Records from a collection:
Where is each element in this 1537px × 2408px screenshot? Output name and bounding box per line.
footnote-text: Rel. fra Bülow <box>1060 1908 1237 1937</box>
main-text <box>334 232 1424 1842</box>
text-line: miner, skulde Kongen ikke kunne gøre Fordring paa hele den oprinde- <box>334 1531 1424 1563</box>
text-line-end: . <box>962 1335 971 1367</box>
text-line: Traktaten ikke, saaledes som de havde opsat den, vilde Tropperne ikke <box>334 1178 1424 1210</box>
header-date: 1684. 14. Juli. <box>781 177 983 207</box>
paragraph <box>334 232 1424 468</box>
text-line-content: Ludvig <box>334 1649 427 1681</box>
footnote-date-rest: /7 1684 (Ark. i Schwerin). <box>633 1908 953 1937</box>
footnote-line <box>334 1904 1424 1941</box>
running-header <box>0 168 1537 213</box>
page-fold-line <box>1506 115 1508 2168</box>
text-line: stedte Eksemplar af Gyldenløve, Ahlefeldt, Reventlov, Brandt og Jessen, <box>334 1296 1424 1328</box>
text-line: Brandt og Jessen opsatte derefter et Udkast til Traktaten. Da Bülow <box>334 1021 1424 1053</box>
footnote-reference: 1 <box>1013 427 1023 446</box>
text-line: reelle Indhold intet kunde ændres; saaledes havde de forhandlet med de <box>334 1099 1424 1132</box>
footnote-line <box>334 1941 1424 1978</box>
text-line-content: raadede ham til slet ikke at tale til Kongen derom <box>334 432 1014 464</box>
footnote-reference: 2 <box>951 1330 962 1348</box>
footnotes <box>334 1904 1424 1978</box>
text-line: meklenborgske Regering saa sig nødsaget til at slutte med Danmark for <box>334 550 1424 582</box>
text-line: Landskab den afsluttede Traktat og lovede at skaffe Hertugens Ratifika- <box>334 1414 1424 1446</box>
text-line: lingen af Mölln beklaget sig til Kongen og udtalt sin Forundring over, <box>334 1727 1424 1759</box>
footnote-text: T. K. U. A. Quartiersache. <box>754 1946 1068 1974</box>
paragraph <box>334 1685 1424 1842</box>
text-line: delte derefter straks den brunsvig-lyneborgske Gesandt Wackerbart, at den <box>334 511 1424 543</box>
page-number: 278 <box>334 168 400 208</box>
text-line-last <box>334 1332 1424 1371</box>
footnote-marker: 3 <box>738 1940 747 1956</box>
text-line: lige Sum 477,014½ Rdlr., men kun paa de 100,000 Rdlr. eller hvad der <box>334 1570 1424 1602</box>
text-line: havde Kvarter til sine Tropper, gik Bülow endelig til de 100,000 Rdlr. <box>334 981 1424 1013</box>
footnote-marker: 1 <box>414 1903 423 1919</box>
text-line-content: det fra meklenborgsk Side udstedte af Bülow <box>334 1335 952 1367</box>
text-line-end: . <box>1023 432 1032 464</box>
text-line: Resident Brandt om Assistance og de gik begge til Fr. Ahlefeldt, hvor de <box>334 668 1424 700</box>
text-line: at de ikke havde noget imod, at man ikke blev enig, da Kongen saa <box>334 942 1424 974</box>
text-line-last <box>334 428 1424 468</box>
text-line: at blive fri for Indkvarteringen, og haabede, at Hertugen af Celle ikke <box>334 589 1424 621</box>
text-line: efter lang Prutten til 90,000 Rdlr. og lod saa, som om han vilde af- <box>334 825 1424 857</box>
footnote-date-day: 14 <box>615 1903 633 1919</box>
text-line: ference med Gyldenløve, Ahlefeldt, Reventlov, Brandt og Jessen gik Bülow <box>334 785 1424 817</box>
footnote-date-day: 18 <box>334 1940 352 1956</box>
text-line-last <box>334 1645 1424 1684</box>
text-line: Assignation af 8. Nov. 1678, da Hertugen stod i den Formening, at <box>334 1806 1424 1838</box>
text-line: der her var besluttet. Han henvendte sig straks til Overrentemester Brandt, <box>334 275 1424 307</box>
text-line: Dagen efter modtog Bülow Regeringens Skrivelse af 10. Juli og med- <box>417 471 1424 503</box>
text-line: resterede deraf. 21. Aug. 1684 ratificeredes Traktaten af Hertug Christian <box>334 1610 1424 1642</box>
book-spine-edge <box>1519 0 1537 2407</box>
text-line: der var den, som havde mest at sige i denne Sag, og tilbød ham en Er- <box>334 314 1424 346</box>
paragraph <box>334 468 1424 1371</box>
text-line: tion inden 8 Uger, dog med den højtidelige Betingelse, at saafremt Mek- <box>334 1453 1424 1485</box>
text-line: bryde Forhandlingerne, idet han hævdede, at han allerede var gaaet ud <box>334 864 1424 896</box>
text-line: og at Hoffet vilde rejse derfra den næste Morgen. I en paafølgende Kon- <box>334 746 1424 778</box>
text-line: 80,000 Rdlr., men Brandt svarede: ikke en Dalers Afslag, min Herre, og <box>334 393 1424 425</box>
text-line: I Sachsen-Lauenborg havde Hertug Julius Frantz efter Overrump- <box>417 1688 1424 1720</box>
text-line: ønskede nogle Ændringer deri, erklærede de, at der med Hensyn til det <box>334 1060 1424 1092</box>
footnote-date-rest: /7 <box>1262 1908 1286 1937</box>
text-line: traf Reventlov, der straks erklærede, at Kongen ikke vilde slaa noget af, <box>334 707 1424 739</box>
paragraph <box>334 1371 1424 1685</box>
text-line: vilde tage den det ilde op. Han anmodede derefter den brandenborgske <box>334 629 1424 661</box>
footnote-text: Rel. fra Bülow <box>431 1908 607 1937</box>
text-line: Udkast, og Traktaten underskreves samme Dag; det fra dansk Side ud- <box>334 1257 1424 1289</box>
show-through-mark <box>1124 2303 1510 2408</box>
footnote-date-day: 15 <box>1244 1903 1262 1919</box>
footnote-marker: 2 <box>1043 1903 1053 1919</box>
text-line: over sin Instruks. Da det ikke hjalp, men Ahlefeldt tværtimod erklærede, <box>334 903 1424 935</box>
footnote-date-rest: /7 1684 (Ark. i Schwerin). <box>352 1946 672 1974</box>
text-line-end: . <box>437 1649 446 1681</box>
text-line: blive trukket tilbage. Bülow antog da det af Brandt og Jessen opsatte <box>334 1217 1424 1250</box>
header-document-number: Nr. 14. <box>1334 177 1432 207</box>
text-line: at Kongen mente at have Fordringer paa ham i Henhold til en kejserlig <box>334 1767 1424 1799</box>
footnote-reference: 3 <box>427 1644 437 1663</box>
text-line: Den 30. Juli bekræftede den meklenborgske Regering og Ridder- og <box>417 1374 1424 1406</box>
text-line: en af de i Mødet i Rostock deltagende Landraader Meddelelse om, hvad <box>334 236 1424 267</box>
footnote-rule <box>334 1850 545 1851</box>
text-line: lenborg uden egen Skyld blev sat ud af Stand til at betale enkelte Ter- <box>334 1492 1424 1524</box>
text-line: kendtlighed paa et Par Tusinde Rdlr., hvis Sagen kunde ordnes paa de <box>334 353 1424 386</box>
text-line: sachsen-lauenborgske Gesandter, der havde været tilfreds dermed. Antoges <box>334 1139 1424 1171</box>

# Task to carry out:
Rewrite the records above, starting at the beginning and ending at the line that contains "text-line-end: . <box>962 1335 971 1367</box>", substituting "Hertugen" for "Kongen" and leaving everything else unchanged.

# Complete output:
Where is each element in this 1537px × 2408px screenshot? Output name and bounding box per line.
footnote-text: Rel. fra Bülow <box>1060 1908 1237 1937</box>
main-text <box>334 232 1424 1842</box>
text-line: miner, skulde Hertugen ikke kunne gøre Fordring paa hele den oprinde- <box>334 1531 1424 1563</box>
text-line-end: . <box>962 1335 971 1367</box>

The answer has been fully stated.